Items from a dataset:
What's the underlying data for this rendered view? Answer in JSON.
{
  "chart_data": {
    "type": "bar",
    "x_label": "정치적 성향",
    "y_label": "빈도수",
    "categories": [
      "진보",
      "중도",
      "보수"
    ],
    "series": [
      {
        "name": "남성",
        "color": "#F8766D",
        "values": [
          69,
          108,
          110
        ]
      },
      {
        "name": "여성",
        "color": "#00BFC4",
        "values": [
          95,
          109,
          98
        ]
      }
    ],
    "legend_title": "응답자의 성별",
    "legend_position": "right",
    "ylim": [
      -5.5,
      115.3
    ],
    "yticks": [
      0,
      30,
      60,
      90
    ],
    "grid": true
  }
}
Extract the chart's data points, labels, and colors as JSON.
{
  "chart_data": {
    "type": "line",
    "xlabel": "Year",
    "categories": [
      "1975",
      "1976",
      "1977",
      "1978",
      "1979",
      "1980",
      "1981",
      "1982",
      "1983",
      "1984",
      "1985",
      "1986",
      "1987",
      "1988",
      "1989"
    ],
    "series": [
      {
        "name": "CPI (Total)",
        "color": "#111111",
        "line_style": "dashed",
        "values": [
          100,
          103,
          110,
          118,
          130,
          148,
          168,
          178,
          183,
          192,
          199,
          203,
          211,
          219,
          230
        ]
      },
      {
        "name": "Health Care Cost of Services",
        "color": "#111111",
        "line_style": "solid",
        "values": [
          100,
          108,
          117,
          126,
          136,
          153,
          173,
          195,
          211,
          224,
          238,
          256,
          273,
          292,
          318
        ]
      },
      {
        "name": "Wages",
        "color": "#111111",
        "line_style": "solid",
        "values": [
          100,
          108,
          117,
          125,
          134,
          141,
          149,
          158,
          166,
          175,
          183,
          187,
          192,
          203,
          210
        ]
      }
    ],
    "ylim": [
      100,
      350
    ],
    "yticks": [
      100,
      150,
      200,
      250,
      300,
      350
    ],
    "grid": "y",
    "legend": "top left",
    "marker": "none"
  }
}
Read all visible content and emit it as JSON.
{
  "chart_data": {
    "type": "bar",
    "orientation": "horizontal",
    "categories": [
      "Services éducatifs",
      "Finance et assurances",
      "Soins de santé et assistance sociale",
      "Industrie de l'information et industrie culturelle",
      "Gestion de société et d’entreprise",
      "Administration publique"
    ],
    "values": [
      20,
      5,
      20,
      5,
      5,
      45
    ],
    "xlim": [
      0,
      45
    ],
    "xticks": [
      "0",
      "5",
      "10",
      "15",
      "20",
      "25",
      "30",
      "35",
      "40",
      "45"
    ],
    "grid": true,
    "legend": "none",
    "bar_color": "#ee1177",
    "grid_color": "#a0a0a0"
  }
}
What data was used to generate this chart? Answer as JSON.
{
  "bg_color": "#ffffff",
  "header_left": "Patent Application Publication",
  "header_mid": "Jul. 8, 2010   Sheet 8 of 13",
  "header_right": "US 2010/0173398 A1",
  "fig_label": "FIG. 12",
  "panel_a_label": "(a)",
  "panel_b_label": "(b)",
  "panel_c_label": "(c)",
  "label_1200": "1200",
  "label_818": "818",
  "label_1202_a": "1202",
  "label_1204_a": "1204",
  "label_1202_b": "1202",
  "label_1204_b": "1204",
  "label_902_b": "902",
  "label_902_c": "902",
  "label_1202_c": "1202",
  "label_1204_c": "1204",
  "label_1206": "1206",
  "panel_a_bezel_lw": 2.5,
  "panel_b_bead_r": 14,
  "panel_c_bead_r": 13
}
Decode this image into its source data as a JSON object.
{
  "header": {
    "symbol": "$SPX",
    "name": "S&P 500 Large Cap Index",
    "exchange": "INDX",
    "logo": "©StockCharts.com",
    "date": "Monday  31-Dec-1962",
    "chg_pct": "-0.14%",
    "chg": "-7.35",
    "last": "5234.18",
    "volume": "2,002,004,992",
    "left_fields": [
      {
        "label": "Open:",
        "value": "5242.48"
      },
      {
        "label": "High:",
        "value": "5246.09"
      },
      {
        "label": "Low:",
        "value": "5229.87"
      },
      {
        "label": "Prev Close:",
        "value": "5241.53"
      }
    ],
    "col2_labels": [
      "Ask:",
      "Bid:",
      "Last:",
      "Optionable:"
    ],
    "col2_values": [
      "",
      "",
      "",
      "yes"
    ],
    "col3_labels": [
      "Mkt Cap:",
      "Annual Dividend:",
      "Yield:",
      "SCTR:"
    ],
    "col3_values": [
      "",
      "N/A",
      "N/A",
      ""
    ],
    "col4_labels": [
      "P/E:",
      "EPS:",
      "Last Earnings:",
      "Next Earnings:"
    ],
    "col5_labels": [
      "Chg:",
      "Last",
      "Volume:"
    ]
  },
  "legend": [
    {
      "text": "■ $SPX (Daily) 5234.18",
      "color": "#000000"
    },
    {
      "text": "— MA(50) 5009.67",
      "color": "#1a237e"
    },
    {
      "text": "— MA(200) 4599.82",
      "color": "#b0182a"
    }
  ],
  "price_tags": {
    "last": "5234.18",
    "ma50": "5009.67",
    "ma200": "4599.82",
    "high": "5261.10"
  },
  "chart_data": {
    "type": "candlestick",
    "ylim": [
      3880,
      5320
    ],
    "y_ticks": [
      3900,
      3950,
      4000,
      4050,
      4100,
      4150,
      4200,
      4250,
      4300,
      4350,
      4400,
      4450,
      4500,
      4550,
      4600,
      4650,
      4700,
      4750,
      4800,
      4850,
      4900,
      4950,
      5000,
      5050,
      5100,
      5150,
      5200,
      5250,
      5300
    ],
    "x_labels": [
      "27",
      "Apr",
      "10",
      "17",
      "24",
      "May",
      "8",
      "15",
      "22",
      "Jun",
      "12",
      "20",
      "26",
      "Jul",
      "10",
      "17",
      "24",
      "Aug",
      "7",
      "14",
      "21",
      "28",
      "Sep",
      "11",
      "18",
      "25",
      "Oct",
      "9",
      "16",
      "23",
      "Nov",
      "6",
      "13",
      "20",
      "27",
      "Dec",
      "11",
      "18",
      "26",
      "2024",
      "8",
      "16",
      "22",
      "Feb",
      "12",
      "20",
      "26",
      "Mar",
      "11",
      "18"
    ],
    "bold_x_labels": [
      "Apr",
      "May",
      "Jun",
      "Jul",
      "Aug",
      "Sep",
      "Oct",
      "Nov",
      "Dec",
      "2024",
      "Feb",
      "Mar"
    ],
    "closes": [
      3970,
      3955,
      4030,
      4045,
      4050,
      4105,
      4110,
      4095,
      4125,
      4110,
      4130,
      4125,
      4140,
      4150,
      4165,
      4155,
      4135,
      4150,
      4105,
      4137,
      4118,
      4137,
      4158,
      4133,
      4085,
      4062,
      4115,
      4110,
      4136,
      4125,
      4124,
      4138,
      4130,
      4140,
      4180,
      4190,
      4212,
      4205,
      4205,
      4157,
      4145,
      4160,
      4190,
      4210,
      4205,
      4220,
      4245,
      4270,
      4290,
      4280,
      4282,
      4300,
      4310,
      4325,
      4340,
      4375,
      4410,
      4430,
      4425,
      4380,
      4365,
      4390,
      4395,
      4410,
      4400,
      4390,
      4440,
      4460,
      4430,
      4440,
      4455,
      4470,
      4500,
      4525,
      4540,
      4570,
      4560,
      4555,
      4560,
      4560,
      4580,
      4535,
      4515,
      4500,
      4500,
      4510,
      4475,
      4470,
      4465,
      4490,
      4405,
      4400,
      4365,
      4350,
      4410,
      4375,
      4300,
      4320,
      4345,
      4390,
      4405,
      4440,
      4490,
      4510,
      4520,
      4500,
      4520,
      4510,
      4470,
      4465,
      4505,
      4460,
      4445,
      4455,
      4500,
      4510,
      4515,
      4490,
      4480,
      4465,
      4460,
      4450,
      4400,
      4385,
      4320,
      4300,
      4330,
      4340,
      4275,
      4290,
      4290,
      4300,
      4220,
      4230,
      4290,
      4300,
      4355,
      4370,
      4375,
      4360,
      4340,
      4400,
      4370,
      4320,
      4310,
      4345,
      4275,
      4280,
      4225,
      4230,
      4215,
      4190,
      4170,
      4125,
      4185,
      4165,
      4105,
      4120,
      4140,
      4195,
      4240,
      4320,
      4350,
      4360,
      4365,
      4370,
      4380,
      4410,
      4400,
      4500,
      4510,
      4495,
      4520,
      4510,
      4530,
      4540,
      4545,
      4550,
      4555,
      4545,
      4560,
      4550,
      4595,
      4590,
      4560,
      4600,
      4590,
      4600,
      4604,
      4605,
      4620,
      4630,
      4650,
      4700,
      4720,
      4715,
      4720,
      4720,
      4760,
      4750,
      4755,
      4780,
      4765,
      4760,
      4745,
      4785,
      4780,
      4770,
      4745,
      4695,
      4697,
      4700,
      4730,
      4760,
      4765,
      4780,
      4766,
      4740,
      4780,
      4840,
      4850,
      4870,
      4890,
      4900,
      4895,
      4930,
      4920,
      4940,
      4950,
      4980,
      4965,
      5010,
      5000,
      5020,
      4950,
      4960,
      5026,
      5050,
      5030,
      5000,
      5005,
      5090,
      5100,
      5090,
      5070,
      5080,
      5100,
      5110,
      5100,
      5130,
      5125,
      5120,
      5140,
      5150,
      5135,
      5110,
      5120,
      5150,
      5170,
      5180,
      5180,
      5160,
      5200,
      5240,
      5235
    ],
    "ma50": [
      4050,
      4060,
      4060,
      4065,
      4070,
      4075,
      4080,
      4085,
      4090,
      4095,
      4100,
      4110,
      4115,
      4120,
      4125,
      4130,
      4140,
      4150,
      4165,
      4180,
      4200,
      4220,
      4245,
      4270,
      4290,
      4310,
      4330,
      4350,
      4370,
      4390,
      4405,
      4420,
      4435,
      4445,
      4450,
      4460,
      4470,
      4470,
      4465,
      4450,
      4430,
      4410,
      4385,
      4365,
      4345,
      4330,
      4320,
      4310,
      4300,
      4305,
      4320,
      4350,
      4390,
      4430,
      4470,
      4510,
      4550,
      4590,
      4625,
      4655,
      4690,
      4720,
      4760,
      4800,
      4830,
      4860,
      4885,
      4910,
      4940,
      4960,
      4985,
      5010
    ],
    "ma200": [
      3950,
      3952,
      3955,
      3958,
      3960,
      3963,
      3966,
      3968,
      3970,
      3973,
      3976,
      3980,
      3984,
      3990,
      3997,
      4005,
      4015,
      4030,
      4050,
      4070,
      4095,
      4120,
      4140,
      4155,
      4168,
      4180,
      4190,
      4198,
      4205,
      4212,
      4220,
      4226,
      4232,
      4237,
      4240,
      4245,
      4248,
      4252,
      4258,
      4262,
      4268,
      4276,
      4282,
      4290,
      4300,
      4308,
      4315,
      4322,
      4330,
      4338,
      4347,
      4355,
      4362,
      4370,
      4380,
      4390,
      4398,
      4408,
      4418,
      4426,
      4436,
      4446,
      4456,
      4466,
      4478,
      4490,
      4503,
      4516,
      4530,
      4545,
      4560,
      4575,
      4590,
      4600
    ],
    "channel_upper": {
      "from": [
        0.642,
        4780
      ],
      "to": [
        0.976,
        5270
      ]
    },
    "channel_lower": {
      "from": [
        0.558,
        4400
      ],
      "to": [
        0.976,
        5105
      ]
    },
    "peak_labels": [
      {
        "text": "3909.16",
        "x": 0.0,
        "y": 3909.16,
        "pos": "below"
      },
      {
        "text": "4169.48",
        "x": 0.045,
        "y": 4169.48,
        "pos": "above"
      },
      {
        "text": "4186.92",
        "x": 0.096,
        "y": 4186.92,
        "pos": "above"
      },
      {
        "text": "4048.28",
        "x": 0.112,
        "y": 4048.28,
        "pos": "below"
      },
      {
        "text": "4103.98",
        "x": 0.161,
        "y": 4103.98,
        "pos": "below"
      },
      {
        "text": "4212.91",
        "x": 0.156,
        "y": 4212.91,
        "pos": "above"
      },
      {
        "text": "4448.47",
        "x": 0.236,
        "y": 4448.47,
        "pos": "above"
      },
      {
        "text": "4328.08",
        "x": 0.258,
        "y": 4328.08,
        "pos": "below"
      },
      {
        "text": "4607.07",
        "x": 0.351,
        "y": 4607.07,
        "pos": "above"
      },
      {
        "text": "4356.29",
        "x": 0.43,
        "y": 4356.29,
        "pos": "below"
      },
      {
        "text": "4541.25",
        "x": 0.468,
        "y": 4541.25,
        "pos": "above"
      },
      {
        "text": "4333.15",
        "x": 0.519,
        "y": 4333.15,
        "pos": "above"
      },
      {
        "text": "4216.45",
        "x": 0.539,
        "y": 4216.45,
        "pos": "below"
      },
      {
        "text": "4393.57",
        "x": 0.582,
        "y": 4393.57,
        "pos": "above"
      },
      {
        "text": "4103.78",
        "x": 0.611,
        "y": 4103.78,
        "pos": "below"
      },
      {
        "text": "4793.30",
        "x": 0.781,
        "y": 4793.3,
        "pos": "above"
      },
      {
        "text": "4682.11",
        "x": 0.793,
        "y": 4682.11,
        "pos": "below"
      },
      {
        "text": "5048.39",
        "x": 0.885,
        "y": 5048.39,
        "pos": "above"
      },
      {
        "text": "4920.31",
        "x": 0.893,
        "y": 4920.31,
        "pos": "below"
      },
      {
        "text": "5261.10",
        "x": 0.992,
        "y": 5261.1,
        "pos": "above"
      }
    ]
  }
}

## WHAT IS ASKED
Above are the records; copy every line in them that holds the word "Answer".

## RESULT
What's the underlying data for this rendered view? Answer in JSON.
What data was used to generate this chart? Answer as JSON.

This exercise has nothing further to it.